文献类型：期刊文献

英文题名：Synergistic co-pyrolysis of phosphogypsum and sewage sludge for phosphorus recovery: a novel multi-pollutant control and resource utilization strategy

作者：Li, Jing Chen, JingJing Huang, Haiming Chen, Xingtong Xiao, Dean Huang, Suran Li, Yongyun

第一作者：Li, Jing

机构：[1] School of Environment and Civil Engineering, Dongguan University of Technology, Dongguan, 523808, China; [2] School of Resources and Environmental Engineering, Guizhou Institute of Technology, Guiyang, 550003, China

第一机构：School of Environment and Civil Engineering, Dongguan University of Technology, Dongguan, 523808, China

通信机构：School of Environment and Civil Engineering, Dongguan University of Technology, Dongguan, 523808, China

年份：2025

卷号：515

外文期刊名：Chemical Engineering Journal

收录：EI(收录号：20252018446535);Scopus(收录号：2-s2.0-105005204661)

____________

[练习说明]:
把上文文献信息从“机构：[1] School of”起，到“-105005204661)”为止（含该处）的内容重写一遍，并将其中的“Dongguan University of Technology”换成“DGUT”。

____________

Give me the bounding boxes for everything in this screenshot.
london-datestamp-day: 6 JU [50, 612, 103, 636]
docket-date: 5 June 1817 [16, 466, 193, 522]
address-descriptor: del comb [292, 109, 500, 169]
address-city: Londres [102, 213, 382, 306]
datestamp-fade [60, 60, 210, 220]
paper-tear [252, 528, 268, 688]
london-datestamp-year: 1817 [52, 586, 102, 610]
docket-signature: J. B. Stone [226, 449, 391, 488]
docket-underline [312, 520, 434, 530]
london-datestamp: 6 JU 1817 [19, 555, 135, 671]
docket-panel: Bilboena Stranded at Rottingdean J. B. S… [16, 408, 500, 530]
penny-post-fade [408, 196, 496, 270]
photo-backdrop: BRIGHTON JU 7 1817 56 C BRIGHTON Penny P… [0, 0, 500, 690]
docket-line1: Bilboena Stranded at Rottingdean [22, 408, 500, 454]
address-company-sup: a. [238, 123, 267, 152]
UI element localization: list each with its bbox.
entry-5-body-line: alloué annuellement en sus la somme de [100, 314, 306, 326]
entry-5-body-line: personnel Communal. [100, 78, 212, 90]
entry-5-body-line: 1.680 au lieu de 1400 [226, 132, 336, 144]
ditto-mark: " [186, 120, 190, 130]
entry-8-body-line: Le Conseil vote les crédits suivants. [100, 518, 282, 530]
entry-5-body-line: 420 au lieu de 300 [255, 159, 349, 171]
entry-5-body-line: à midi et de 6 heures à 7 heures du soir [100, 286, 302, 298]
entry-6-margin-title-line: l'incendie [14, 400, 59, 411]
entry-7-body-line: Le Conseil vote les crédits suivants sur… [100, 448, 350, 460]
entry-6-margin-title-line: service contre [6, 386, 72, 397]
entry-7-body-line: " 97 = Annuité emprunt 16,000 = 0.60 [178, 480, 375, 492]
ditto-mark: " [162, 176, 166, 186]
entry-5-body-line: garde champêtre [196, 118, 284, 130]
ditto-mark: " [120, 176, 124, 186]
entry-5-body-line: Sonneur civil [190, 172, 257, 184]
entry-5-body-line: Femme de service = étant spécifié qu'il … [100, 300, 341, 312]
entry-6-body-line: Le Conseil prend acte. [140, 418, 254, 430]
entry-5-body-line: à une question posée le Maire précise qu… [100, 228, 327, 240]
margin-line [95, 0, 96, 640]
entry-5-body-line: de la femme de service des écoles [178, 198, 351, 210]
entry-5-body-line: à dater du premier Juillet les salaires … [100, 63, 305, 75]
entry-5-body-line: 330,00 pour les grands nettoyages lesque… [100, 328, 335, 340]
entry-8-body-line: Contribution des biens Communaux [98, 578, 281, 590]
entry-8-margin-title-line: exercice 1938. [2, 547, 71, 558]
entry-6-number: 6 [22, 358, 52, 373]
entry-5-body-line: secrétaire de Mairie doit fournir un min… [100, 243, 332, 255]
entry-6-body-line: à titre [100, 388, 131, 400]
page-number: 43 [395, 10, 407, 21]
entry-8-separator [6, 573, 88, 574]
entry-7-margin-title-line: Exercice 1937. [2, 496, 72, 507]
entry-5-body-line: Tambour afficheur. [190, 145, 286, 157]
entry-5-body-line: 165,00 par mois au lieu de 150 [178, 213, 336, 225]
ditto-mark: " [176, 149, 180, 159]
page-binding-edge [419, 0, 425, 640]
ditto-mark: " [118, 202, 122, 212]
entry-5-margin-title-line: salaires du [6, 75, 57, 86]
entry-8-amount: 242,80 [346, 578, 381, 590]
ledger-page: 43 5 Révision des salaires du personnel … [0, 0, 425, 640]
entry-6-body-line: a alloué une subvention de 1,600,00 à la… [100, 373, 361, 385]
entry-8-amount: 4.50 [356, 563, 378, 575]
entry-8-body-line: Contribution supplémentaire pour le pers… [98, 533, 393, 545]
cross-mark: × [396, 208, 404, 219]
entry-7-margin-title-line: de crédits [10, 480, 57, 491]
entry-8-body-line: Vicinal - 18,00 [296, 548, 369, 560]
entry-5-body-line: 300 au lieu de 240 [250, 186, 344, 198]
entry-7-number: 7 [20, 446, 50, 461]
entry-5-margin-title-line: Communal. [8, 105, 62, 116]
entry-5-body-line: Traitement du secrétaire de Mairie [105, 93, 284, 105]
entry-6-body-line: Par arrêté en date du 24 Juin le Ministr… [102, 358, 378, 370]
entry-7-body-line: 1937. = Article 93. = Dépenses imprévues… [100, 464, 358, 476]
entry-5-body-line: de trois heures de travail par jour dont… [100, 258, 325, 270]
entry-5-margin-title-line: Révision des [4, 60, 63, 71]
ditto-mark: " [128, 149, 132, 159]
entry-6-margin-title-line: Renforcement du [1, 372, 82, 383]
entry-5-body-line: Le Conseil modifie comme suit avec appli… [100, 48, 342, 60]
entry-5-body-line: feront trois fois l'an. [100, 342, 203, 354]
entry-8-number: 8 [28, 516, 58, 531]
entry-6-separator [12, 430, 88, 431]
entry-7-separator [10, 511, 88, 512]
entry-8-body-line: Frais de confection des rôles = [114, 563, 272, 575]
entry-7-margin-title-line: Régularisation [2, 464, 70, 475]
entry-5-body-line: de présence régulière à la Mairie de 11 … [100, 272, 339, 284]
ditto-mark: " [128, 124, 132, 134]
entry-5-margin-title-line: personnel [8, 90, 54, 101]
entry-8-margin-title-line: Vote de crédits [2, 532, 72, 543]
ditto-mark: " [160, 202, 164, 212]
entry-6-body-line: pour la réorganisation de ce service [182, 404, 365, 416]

____________

[输出结果]:
机构：[1] School of Environment and Civil Engineering, DGUT, Dongguan, 523808, China; [2] School of Resources and Environmental Engineering, Guizhou Institute of Technology, Guiyang, 550003, China

第一机构：School of Environment and Civil Engineering, DGUT, Dongguan, 523808, China

通信机构：School of Environment and Civil Engineering, DGUT, Dongguan, 523808, China

年份：2025

卷号：515

外文期刊名：Chemical Engineering Journal

收录：EI(收录号：20252018446535);Scopus(收录号：2-s2.0-105005204661)